- WORK TO COMPLETE: Extract, exactly and without pictures, every line from the one that includes "Parse this screenshot: output" through the final line of the material below.

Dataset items
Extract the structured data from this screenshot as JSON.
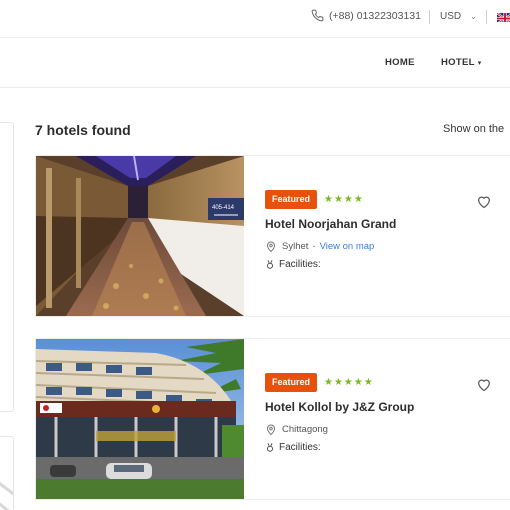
{
  "topbar": {
    "phone": "(+88) 01322303131",
    "currency": "USD",
    "icons": {
      "phone": "phone-icon",
      "chevron": "chevron-down-icon",
      "flag": "uk-flag-icon"
    }
  },
  "nav": {
    "items": [
      {
        "label": "HOME"
      },
      {
        "label": "HOTEL"
      }
    ]
  },
  "results": {
    "count_label": "7 hotels found",
    "show_map_label": "Show on the"
  },
  "hotels": [
    {
      "badge": "Featured",
      "rating": 4,
      "stars": "★★★★",
      "name": "Hotel Noorjahan Grand",
      "city": "Sylhet",
      "map_link": "View on map",
      "facilities_label": "Facilities:",
      "room_sign": "405-414"
    },
    {
      "badge": "Featured",
      "rating": 5,
      "stars": "★★★★★",
      "name": "Hotel Kollol by J&Z Group",
      "city": "Chittagong",
      "facilities_label": "Facilities:"
    }
  ],
  "colors": {
    "accent": "#e8510c",
    "stars": "#7cbb20",
    "link": "#3b7dd8"
  }
}
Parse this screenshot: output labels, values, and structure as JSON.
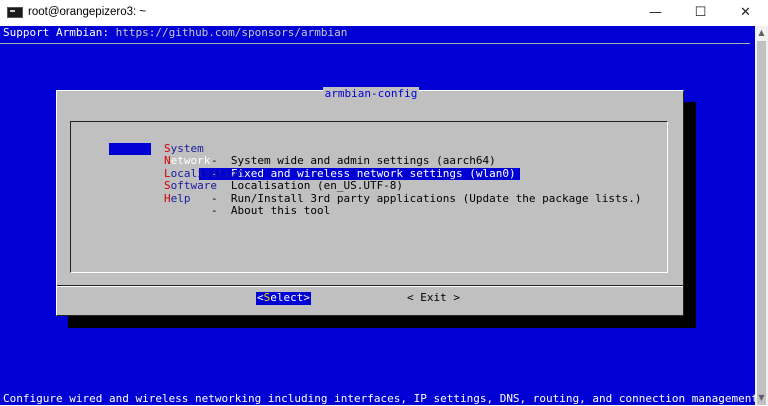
{
  "window": {
    "title": "root@orangepizero3: ~",
    "controls": {
      "minimize": "—",
      "maximize": "☐",
      "close": "✕"
    }
  },
  "terminal": {
    "support_label": "Support Armbian: ",
    "support_url": "https://github.com/sponsors/armbian",
    "status_line": "Configure wired and wireless networking including interfaces, IP settings, DNS, routing, and connection management."
  },
  "dialog": {
    "title": "armbian-config",
    "items": [
      {
        "key": "S",
        "rest": "ystem",
        "desc": "-  System wide and admin settings (aarch64)",
        "selected": false
      },
      {
        "key": "N",
        "rest": "etwork",
        "desc": "-  Fixed and wireless network settings (wlan0)",
        "selected": true
      },
      {
        "key": "L",
        "rest": "ocalisation",
        "desc": "-  Localisation (en_US.UTF-8)",
        "selected": false
      },
      {
        "key": "S",
        "rest": "oftware",
        "desc": "-  Run/Install 3rd party applications (Update the package lists.)",
        "selected": false
      },
      {
        "key": "H",
        "rest": "elp",
        "desc": "-  About this tool",
        "selected": false
      }
    ],
    "select_button": {
      "open": "<",
      "key": "S",
      "rest": "elect",
      "close": ">"
    },
    "exit_button": "< Exit >"
  },
  "colors": {
    "terminal_bg": "#0000d4",
    "dialog_bg": "#c0c0c0",
    "hotkey": "#d00000"
  }
}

- TASK ANSWER:
Parse this screenshot: output labels, values, and structure as JSON.
{
  "window": {
    "title": "root@orangepizero3: ~",
    "controls": {
      "minimize": "—",
      "maximize": "☐",
      "close": "✕"
    }
  },
  "terminal": {
    "support_label": "Support Armbian: ",
    "support_url": "https://github.com/sponsors/armbian",
    "status_line": "Configure wired and wireless networking including interfaces, IP settings, DNS, routing, and connection management."
  },
  "dialog": {
    "title": "armbian-config",
    "items": [
      {
        "key": "S",
        "rest": "ystem",
        "desc": "-  System wide and admin settings (aarch64)",
        "selected": false
      },
      {
        "key": "N",
        "rest": "etwork",
        "desc": "-  Fixed and wireless network settings (wlan0)",
        "selected": true
      },
      {
        "key": "L",
        "rest": "ocalisation",
        "desc": "-  Localisation (en_US.UTF-8)",
        "selected": false
      },
      {
        "key": "S",
        "rest": "oftware",
        "desc": "-  Run/Install 3rd party applications (Update the package lists.)",
        "selected": false
      },
      {
        "key": "H",
        "rest": "elp",
        "desc": "-  About this tool",
        "selected": false
      }
    ],
    "select_button": {
      "open": "<",
      "key": "S",
      "rest": "elect",
      "close": ">"
    },
    "exit_button": "< Exit >"
  },
  "colors": {
    "terminal_bg": "#0000d4",
    "dialog_bg": "#c0c0c0",
    "hotkey": "#d00000"
  }
}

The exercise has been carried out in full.